Collected data
-------------------------

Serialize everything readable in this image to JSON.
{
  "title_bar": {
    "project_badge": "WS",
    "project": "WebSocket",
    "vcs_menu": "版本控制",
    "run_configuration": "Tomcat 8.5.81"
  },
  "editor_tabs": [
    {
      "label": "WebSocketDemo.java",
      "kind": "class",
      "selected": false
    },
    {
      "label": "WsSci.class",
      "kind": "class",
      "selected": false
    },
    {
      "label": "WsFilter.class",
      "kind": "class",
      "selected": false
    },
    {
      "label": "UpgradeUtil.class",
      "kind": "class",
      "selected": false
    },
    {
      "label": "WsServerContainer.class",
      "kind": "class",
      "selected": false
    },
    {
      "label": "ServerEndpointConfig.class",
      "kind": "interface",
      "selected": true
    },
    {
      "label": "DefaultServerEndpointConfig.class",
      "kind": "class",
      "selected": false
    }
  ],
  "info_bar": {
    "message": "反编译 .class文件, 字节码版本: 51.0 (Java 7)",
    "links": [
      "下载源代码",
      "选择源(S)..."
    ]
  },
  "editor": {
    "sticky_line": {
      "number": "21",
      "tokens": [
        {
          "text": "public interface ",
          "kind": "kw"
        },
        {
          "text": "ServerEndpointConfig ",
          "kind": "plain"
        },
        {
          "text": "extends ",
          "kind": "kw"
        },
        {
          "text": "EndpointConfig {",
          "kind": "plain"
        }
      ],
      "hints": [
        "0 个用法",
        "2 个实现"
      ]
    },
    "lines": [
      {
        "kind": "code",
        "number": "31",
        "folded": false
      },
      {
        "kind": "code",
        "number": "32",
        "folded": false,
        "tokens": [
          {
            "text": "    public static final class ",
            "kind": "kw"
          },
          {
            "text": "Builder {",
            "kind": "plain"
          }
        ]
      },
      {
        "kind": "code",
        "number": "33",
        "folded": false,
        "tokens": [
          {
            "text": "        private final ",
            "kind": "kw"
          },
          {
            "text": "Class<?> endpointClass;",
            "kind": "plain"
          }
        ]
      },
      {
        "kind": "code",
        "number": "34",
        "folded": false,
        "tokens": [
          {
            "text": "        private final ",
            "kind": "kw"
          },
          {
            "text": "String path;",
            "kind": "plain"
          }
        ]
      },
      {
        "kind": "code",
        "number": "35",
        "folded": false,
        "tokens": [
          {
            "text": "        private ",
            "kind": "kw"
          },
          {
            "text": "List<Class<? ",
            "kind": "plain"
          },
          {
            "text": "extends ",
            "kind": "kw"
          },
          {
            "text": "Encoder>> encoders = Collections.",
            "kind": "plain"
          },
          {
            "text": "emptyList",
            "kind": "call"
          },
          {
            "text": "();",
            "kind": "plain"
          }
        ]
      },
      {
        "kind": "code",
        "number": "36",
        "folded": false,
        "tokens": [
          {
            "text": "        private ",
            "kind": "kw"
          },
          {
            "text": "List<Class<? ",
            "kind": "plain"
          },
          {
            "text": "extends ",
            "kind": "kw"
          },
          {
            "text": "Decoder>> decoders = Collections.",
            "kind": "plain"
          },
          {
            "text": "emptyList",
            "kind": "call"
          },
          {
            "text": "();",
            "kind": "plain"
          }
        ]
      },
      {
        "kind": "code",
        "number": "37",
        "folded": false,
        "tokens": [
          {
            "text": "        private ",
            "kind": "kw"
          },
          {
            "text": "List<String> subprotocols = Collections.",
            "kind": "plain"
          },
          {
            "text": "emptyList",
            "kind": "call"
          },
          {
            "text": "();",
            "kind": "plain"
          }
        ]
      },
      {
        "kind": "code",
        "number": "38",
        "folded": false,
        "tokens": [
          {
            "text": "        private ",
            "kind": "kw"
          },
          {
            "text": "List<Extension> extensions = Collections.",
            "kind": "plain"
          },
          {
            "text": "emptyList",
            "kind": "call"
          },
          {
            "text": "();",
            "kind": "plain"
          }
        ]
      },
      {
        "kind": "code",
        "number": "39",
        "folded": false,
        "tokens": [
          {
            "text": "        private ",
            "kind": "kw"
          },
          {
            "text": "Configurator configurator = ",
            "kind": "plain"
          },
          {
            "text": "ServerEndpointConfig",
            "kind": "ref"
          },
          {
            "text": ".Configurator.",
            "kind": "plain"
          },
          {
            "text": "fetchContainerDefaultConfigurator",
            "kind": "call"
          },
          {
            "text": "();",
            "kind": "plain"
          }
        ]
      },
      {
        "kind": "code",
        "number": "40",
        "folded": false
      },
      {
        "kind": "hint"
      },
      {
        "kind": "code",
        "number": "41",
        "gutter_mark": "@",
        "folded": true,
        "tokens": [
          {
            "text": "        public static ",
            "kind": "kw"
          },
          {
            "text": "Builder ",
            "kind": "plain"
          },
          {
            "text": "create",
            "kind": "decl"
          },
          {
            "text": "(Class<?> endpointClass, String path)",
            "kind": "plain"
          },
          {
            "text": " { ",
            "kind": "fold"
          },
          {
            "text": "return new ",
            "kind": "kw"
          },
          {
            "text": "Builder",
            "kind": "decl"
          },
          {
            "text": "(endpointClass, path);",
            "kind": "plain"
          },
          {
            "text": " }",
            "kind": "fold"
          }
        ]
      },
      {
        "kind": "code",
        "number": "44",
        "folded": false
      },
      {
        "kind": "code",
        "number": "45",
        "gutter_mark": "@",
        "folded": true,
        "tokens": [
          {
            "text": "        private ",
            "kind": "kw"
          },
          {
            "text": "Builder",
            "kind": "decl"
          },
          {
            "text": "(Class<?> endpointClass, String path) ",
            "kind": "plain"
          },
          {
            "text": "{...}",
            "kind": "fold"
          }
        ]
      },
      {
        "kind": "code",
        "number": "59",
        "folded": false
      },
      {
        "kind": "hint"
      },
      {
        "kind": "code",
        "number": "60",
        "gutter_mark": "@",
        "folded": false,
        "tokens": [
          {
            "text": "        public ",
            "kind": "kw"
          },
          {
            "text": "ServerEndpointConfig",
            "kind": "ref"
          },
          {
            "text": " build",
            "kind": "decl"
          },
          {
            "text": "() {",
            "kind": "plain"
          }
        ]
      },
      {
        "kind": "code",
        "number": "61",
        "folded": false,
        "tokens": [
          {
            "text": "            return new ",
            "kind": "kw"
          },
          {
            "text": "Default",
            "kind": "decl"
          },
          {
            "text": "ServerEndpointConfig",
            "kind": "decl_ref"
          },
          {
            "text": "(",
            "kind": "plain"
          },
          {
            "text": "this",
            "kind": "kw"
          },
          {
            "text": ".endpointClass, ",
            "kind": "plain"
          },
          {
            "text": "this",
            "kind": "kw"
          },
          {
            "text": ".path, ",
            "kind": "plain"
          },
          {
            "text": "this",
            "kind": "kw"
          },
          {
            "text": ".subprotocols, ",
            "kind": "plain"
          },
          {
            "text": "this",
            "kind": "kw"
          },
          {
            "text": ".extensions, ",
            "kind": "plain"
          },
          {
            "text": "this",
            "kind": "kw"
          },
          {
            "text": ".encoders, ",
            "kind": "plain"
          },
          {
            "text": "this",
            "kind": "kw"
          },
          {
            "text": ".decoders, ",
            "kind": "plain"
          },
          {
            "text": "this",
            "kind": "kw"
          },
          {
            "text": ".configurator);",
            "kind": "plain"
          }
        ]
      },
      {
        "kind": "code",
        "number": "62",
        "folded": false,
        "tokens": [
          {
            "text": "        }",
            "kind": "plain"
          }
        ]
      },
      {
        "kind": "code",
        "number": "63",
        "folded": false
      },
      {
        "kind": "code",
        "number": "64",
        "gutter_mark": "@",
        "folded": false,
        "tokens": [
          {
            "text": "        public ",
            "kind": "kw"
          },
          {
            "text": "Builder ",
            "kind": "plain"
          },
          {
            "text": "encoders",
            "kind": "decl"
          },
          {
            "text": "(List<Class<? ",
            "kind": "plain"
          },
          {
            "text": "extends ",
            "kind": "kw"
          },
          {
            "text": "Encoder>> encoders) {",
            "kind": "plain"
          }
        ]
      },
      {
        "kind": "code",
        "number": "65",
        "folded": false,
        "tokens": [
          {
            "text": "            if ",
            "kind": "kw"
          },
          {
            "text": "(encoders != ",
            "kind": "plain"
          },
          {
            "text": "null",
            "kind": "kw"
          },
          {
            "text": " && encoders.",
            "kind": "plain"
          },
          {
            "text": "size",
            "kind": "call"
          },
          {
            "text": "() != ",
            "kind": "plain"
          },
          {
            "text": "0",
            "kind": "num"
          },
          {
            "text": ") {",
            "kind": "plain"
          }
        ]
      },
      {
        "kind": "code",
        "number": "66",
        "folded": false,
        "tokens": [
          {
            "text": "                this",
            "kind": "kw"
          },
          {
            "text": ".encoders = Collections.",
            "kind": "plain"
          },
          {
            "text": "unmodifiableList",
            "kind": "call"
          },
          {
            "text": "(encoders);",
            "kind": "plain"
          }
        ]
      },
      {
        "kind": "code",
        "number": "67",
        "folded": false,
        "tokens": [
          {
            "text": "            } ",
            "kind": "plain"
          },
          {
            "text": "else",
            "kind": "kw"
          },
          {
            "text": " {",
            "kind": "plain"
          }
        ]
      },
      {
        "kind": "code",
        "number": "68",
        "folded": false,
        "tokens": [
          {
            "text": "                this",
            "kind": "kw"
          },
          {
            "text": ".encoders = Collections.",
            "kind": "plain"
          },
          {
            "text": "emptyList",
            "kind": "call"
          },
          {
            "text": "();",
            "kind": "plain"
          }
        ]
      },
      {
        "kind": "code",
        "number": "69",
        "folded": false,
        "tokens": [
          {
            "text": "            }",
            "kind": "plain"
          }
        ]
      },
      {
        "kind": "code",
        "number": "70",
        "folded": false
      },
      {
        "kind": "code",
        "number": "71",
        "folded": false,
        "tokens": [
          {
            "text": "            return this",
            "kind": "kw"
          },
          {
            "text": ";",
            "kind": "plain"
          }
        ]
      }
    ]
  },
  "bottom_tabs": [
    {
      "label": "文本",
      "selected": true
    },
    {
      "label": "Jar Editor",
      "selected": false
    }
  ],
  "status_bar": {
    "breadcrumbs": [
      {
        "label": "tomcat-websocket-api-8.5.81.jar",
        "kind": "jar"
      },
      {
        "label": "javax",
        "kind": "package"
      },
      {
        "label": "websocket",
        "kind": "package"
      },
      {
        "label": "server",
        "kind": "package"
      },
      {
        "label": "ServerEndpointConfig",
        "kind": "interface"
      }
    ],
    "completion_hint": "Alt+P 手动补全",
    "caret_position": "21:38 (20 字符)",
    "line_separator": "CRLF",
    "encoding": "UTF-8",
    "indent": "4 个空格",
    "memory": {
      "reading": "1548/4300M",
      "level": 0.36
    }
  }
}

-------------------------

▸ **What the exercise asks**
Give only the number of lines in the material above where the string "path" appears.

▸ **Result of this task**
5